Task material:
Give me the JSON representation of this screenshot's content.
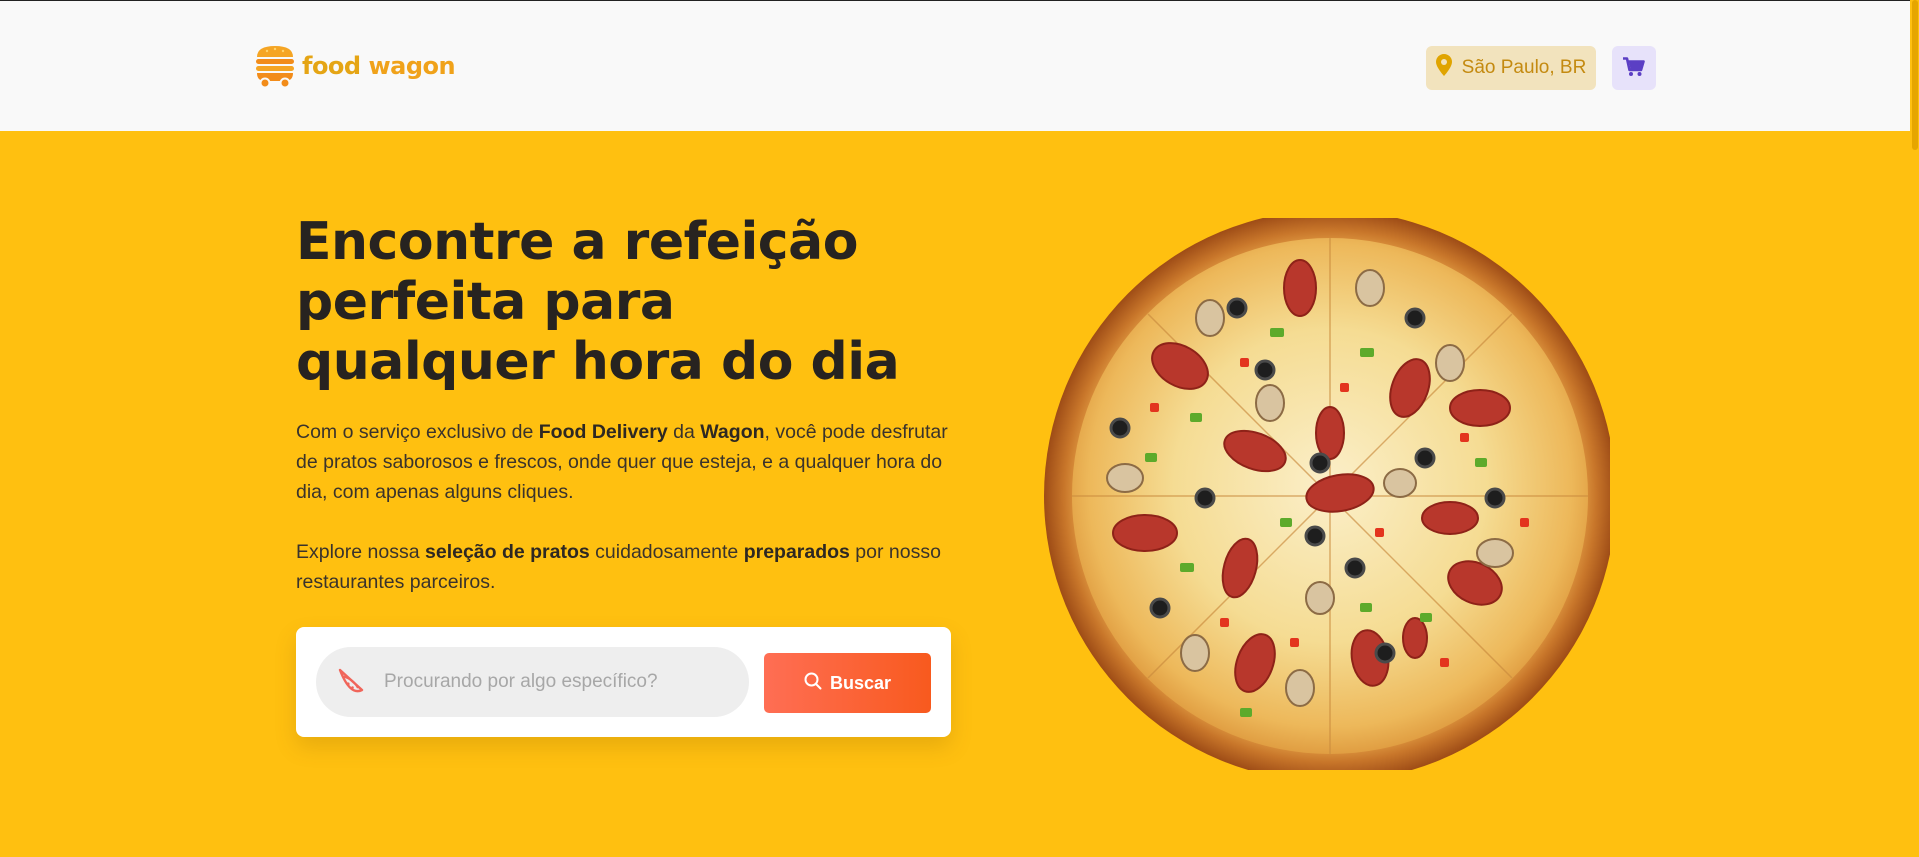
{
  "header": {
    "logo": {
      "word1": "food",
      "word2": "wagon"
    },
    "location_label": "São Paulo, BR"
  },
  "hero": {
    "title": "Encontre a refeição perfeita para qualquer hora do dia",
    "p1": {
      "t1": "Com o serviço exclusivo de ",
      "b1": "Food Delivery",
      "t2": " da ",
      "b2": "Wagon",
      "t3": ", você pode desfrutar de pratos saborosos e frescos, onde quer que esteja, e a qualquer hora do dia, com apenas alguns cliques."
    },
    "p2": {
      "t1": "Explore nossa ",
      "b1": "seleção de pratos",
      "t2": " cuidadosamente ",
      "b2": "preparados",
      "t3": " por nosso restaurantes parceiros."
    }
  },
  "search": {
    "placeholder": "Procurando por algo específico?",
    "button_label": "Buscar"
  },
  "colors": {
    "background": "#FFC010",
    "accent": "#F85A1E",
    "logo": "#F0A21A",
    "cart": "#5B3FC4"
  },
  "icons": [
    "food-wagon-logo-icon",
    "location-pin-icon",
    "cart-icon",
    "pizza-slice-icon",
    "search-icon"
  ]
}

To be done: Take the listing and print it again exactly, but without any pictures.

Finished task:
Give me the JSON representation of this screenshot's content.
{
  "header": {
    "logo": {
      "word1": "food",
      "word2": "wagon"
    },
    "location_label": "São Paulo, BR"
  },
  "hero": {
    "title": "Encontre a refeição perfeita para qualquer hora do dia",
    "p1": {
      "t1": "Com o serviço exclusivo de ",
      "b1": "Food Delivery",
      "t2": " da ",
      "b2": "Wagon",
      "t3": ", você pode desfrutar de pratos saborosos e frescos, onde quer que esteja, e a qualquer hora do dia, com apenas alguns cliques."
    },
    "p2": {
      "t1": "Explore nossa ",
      "b1": "seleção de pratos",
      "t2": " cuidadosamente ",
      "b2": "preparados",
      "t3": " por nosso restaurantes parceiros."
    }
  },
  "search": {
    "placeholder": "Procurando por algo específico?",
    "button_label": "Buscar"
  },
  "colors": {
    "background": "#FFC010",
    "accent": "#F85A1E",
    "logo": "#F0A21A",
    "cart": "#5B3FC4"
  },
  "icons": [
    "food-wagon-logo-icon",
    "location-pin-icon",
    "cart-icon",
    "pizza-slice-icon",
    "search-icon"
  ]
}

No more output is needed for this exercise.